Written request
Please reproduce every record, keeping each one exactly as written.

-------- Dataset excerpts --------

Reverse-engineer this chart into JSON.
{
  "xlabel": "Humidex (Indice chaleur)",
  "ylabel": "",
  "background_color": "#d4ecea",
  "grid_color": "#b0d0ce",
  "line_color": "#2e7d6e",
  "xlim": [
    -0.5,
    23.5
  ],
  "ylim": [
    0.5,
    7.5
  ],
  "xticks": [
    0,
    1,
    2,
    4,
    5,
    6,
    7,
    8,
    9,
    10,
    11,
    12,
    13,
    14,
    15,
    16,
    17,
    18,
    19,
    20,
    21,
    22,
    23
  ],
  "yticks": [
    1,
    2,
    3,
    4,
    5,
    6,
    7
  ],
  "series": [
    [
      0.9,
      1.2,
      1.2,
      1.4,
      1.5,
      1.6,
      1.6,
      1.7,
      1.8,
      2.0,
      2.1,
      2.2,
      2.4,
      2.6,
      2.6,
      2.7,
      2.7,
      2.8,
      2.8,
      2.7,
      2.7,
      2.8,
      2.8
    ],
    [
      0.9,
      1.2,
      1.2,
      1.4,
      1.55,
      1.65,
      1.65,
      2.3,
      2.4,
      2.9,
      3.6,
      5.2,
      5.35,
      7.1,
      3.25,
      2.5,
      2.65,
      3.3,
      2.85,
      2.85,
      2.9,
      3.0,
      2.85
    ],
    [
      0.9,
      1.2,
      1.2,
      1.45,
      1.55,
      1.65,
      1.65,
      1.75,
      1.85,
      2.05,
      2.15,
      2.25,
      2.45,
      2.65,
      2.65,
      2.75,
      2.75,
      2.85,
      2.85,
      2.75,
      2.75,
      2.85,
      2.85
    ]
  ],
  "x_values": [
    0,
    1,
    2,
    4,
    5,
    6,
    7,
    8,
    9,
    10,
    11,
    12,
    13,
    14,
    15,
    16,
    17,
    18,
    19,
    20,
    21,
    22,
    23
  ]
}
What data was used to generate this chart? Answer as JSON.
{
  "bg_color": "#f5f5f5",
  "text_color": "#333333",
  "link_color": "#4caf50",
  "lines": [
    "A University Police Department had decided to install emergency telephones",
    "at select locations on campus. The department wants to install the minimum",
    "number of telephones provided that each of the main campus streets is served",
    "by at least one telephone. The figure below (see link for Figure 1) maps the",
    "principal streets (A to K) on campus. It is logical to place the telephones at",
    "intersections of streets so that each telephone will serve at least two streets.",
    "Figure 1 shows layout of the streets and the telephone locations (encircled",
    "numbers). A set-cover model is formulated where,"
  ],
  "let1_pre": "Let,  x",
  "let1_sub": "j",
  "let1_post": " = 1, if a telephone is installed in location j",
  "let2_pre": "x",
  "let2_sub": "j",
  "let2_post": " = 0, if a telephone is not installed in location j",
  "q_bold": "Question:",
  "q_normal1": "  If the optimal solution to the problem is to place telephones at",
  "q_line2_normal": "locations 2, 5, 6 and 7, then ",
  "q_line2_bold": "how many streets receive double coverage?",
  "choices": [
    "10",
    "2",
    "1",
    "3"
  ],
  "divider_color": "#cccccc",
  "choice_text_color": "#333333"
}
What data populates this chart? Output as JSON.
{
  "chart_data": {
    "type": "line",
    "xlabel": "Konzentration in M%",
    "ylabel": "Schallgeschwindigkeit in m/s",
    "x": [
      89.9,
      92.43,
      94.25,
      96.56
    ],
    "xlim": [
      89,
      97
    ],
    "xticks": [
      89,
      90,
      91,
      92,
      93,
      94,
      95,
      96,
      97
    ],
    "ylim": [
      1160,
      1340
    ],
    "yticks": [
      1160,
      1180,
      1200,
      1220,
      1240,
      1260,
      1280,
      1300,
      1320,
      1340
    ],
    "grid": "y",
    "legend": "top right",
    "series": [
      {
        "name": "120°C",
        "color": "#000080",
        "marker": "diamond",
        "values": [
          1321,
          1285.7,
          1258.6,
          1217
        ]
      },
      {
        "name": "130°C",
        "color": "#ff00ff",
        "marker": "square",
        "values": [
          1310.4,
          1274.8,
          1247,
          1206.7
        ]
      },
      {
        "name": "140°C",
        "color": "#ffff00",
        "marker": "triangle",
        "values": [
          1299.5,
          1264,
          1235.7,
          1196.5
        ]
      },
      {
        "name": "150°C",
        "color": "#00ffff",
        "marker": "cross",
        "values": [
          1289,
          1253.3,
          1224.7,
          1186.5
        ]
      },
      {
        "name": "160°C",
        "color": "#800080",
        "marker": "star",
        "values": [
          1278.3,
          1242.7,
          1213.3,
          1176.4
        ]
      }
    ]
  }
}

--------

Response to this exercise
Reverse-engineer this chart into JSON.
{
  "xlabel": "Humidex (Indice chaleur)",
  "ylabel": "",
  "background_color": "#d4ecea",
  "grid_color": "#b0d0ce",
  "line_color": "#2e7d6e",
  "xlim": [
    -0.5,
    23.5
  ],
  "ylim": [
    0.5,
    7.5
  ],
  "xticks": [
    0,
    1,
    2,
    4,
    5,
    6,
    7,
    8,
    9,
    10,
    11,
    12,
    13,
    14,
    15,
    16,
    17,
    18,
    19,
    20,
    21,
    22,
    23
  ],
  "yticks": [
    1,
    2,
    3,
    4,
    5,
    6,
    7
  ],
  "series": [
    [
      0.9,
      1.2,
      1.2,
      1.4,
      1.5,
      1.6,
      1.6,
      1.7,
      1.8,
      2.0,
      2.1,
      2.2,
      2.4,
      2.6,
      2.6,
      2.7,
      2.7,
      2.8,
      2.8,
      2.7,
      2.7,
      2.8,
      2.8
    ],
    [
      0.9,
      1.2,
      1.2,
      1.4,
      1.55,
      1.65,
      1.65,
      2.3,
      2.4,
      2.9,
      3.6,
      5.2,
      5.35,
      7.1,
      3.25,
      2.5,
      2.65,
      3.3,
      2.85,
      2.85,
      2.9,
      3.0,
      2.85
    ],
    [
      0.9,
      1.2,
      1.2,
      1.45,
      1.55,
      1.65,
      1.65,
      1.75,
      1.85,
      2.05,
      2.15,
      2.25,
      2.45,
      2.65,
      2.65,
      2.75,
      2.75,
      2.85,
      2.85,
      2.75,
      2.75,
      2.85,
      2.85
    ]
  ],
  "x_values": [
    0,
    1,
    2,
    4,
    5,
    6,
    7,
    8,
    9,
    10,
    11,
    12,
    13,
    14,
    15,
    16,
    17,
    18,
    19,
    20,
    21,
    22,
    23
  ]
}
What data was used to generate this chart? Answer as JSON.
{
  "bg_color": "#f5f5f5",
  "text_color": "#333333",
  "link_color": "#4caf50",
  "lines": [
    "A University Police Department had decided to install emergency telephones",
    "at select locations on campus. The department wants to install the minimum",
    "number of telephones provided that each of the main campus streets is served",
    "by at least one telephone. The figure below (see link for Figure 1) maps the",
    "principal streets (A to K) on campus. It is logical to place the telephones at",
    "intersections of streets so that each telephone will serve at least two streets.",
    "Figure 1 shows layout of the streets and the telephone locations (encircled",
    "numbers). A set-cover model is formulated where,"
  ],
  "let1_pre": "Let,  x",
  "let1_sub": "j",
  "let1_post": " = 1, if a telephone is installed in location j",
  "let2_pre": "x",
  "let2_sub": "j",
  "let2_post": " = 0, if a telephone is not installed in location j",
  "q_bold": "Question:",
  "q_normal1": "  If the optimal solution to the problem is to place telephones at",
  "q_line2_normal": "locations 2, 5, 6 and 7, then ",
  "q_line2_bold": "how many streets receive double coverage?",
  "choices": [
    "10",
    "2",
    "1",
    "3"
  ],
  "divider_color": "#cccccc",
  "choice_text_color": "#333333"
}
What data populates this chart? Output as JSON.
{
  "chart_data": {
    "type": "line",
    "xlabel": "Konzentration in M%",
    "ylabel": "Schallgeschwindigkeit in m/s",
    "x": [
      89.9,
      92.43,
      94.25,
      96.56
    ],
    "xlim": [
      89,
      97
    ],
    "xticks": [
      89,
      90,
      91,
      92,
      93,
      94,
      95,
      96,
      97
    ],
    "ylim": [
      1160,
      1340
    ],
    "yticks": [
      1160,
      1180,
      1200,
      1220,
      1240,
      1260,
      1280,
      1300,
      1320,
      1340
    ],
    "grid": "y",
    "legend": "top right",
    "series": [
      {
        "name": "120°C",
        "color": "#000080",
        "marker": "diamond",
        "values": [
          1321,
          1285.7,
          1258.6,
          1217
        ]
      },
      {
        "name": "130°C",
        "color": "#ff00ff",
        "marker": "square",
        "values": [
          1310.4,
          1274.8,
          1247,
          1206.7
        ]
      },
      {
        "name": "140°C",
        "color": "#ffff00",
        "marker": "triangle",
        "values": [
          1299.5,
          1264,
          1235.7,
          1196.5
        ]
      },
      {
        "name": "150°C",
        "color": "#00ffff",
        "marker": "cross",
        "values": [
          1289,
          1253.3,
          1224.7,
          1186.5
        ]
      },
      {
        "name": "160°C",
        "color": "#800080",
        "marker": "star",
        "values": [
          1278.3,
          1242.7,
          1213.3,
          1176.4
        ]
      }
    ]
  }
}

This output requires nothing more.